— BEGIN Supplied records —
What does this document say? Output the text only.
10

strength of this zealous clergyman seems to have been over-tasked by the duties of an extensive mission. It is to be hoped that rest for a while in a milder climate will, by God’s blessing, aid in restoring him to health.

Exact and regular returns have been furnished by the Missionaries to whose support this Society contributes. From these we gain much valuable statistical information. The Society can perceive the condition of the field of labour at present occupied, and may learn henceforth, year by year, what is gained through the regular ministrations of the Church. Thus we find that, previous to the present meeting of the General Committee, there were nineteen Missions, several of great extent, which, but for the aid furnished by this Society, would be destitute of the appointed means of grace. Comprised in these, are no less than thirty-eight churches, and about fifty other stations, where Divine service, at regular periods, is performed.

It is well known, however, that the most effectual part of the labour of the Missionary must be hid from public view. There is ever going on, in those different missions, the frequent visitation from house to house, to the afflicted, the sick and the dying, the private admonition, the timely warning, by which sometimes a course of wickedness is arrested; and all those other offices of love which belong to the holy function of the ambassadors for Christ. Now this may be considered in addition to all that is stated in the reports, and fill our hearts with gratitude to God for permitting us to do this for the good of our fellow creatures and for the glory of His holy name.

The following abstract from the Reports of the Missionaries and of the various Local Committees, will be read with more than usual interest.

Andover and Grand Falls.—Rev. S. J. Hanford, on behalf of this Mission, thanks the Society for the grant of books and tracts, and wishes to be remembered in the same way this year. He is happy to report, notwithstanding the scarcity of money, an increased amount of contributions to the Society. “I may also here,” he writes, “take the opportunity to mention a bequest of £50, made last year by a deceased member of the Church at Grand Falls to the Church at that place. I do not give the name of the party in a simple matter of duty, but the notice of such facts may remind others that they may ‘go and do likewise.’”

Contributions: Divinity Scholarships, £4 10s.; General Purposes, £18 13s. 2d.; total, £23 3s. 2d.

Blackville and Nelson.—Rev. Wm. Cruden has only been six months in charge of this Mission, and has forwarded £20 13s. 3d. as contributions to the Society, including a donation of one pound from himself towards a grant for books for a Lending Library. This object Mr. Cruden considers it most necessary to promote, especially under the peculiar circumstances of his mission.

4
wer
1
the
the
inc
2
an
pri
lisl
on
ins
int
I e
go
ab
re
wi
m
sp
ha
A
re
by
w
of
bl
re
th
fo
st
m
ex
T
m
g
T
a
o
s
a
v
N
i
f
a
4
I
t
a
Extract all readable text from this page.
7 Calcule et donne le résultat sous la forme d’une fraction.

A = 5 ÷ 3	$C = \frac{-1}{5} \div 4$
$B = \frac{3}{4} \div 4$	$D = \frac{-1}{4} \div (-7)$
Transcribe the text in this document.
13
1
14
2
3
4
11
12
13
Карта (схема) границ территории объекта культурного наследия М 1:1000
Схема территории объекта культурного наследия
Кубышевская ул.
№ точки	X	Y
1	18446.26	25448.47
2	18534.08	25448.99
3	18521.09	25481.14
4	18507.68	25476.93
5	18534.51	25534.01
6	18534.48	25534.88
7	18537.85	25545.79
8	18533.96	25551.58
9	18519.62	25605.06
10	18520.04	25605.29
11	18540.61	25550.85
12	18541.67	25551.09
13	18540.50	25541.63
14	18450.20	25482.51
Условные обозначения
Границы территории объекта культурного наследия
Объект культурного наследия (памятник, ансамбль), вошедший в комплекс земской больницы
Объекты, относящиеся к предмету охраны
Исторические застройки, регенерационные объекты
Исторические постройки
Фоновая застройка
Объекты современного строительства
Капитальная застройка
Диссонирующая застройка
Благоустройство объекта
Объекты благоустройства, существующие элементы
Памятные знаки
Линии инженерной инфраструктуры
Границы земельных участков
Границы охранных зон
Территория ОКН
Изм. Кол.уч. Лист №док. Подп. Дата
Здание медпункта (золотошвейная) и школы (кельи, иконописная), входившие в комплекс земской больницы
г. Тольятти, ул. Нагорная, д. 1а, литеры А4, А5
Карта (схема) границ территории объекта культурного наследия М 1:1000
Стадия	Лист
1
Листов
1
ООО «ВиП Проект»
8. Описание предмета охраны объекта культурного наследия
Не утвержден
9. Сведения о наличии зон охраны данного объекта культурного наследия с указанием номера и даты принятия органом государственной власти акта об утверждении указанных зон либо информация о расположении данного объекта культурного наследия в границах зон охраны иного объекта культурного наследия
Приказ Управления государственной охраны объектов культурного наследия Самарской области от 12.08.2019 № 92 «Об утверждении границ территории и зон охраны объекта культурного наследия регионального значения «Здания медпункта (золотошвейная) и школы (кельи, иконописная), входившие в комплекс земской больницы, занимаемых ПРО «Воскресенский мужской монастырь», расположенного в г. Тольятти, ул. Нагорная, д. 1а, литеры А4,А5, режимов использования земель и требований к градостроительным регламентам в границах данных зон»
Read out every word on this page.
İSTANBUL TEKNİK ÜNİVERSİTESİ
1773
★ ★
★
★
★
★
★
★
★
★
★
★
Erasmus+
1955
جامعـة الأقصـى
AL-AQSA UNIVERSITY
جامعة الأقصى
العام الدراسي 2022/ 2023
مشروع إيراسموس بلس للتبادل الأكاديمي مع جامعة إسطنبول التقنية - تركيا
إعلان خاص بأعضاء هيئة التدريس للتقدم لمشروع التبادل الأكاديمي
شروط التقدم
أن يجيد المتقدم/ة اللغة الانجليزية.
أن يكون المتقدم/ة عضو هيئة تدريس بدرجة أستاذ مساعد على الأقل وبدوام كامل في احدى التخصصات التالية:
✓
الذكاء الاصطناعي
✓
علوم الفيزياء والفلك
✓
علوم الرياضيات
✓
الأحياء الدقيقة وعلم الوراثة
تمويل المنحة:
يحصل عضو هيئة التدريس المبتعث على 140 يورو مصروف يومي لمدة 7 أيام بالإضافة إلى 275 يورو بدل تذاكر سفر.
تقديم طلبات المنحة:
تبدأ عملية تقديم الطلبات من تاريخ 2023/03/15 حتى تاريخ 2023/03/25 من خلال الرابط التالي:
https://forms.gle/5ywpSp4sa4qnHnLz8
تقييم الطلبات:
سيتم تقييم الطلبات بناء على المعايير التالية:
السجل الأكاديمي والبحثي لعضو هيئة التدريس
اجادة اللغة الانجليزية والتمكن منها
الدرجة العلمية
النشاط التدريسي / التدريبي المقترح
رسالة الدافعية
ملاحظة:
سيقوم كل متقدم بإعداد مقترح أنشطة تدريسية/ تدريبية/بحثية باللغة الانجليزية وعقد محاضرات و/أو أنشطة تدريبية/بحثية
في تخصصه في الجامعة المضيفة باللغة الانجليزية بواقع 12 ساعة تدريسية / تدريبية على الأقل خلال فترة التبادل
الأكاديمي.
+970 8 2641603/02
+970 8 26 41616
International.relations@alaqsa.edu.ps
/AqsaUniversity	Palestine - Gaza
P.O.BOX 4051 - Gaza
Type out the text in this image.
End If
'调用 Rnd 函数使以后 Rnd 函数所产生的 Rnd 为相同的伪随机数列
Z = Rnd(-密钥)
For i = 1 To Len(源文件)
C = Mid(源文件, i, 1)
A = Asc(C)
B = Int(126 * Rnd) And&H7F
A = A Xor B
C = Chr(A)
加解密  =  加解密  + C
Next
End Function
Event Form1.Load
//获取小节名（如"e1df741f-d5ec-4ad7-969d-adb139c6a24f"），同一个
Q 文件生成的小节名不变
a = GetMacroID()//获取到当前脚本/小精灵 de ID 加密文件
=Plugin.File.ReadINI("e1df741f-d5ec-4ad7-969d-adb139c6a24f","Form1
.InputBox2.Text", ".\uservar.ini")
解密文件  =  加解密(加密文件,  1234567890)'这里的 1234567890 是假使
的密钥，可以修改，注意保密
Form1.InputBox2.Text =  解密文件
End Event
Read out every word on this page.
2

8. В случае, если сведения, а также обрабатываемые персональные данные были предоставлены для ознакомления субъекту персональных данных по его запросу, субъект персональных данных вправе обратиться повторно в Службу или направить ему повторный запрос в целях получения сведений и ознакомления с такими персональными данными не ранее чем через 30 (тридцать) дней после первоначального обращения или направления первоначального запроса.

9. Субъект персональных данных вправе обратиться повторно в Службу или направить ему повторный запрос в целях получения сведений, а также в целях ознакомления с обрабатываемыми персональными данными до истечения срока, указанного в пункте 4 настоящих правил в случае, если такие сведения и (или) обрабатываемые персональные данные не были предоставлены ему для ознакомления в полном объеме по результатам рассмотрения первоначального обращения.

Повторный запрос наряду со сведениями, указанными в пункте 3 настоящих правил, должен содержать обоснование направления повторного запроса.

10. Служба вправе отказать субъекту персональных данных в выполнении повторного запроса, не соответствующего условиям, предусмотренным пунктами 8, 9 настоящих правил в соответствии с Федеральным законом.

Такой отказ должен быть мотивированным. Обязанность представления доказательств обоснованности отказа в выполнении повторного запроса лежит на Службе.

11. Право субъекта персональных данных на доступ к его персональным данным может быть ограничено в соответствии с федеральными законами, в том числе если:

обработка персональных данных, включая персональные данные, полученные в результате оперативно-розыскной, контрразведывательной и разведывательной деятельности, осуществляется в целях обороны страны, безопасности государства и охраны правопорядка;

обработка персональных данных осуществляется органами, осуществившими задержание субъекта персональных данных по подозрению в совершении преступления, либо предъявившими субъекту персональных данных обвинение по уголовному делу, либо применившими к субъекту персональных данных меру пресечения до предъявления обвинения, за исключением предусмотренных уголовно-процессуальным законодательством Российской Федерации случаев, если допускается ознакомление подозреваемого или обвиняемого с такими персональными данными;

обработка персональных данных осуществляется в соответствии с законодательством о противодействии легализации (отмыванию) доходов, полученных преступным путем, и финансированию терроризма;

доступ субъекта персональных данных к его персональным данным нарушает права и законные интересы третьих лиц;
— END Supplied records —
Work to be completed: Search the lines for the string "تقديم" and copy every line that has it.

Response to this exercise:
تقديم طلبات المنحة:
تبدأ عملية تقديم الطلبات من تاريخ 2023/03/15 حتى تاريخ 2023/03/25 من خلال الرابط التالي:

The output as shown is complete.